* **AIM OF THE EXERCISE**
Transcribe every line of the listing below without any deviation.

* **SOURCE DATA**
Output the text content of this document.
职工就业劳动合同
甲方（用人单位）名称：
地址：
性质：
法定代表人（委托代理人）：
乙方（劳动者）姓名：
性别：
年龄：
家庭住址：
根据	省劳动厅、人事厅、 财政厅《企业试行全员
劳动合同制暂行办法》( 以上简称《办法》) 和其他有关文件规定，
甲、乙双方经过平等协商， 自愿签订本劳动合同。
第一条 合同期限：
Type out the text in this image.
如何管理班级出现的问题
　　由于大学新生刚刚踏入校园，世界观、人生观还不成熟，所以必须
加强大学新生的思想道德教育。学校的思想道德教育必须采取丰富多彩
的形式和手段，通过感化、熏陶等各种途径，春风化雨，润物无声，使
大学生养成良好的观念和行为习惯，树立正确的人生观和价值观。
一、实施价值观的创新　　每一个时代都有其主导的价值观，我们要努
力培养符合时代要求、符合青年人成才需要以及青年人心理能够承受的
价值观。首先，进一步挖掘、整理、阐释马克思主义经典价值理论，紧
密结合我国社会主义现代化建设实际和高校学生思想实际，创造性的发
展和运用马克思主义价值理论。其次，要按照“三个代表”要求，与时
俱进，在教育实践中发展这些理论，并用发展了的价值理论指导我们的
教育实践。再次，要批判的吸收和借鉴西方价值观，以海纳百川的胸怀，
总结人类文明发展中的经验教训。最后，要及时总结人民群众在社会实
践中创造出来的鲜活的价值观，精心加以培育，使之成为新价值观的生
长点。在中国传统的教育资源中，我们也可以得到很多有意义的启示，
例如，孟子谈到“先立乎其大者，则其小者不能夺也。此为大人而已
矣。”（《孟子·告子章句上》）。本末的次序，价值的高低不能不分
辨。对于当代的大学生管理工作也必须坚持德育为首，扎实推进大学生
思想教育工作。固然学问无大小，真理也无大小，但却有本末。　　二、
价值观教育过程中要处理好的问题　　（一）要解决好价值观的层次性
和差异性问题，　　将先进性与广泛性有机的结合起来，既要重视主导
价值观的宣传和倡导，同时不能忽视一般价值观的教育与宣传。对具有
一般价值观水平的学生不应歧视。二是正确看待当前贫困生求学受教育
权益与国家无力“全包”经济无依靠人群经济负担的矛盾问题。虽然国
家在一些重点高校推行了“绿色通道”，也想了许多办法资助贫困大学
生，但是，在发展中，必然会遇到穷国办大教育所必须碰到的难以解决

* **SOLVED PROBLEM**
Output the text content of this document.
职工就业劳动合同
甲方（用人单位）名称：
地址：
性质：
法定代表人（委托代理人）：
乙方（劳动者）姓名：
性别：
年龄：
家庭住址：
根据	省劳动厅、人事厅、 财政厅《企业试行全员
劳动合同制暂行办法》( 以上简称《办法》) 和其他有关文件规定，
甲、乙双方经过平等协商， 自愿签订本劳动合同。
第一条 合同期限：
Type out the text in this image.
如何管理班级出现的问题
　　由于大学新生刚刚踏入校园，世界观、人生观还不成熟，所以必须
加强大学新生的思想道德教育。学校的思想道德教育必须采取丰富多彩
的形式和手段，通过感化、熏陶等各种途径，春风化雨，润物无声，使
大学生养成良好的观念和行为习惯，树立正确的人生观和价值观。
一、实施价值观的创新　　每一个时代都有其主导的价值观，我们要努
力培养符合时代要求、符合青年人成才需要以及青年人心理能够承受的
价值观。首先，进一步挖掘、整理、阐释马克思主义经典价值理论，紧
密结合我国社会主义现代化建设实际和高校学生思想实际，创造性的发
展和运用马克思主义价值理论。其次，要按照“三个代表”要求，与时
俱进，在教育实践中发展这些理论，并用发展了的价值理论指导我们的
教育实践。再次，要批判的吸收和借鉴西方价值观，以海纳百川的胸怀，
总结人类文明发展中的经验教训。最后，要及时总结人民群众在社会实
践中创造出来的鲜活的价值观，精心加以培育，使之成为新价值观的生
长点。在中国传统的教育资源中，我们也可以得到很多有意义的启示，
例如，孟子谈到“先立乎其大者，则其小者不能夺也。此为大人而已
矣。”（《孟子·告子章句上》）。本末的次序，价值的高低不能不分
辨。对于当代的大学生管理工作也必须坚持德育为首，扎实推进大学生
思想教育工作。固然学问无大小，真理也无大小，但却有本末。　　二、
价值观教育过程中要处理好的问题　　（一）要解决好价值观的层次性
和差异性问题，　　将先进性与广泛性有机的结合起来，既要重视主导
价值观的宣传和倡导，同时不能忽视一般价值观的教育与宣传。对具有
一般价值观水平的学生不应歧视。二是正确看待当前贫困生求学受教育
权益与国家无力“全包”经济无依靠人群经济负担的矛盾问题。虽然国
家在一些重点高校推行了“绿色通道”，也想了许多办法资助贫困大学
生，但是，在发展中，必然会遇到穷国办大教育所必须碰到的难以解决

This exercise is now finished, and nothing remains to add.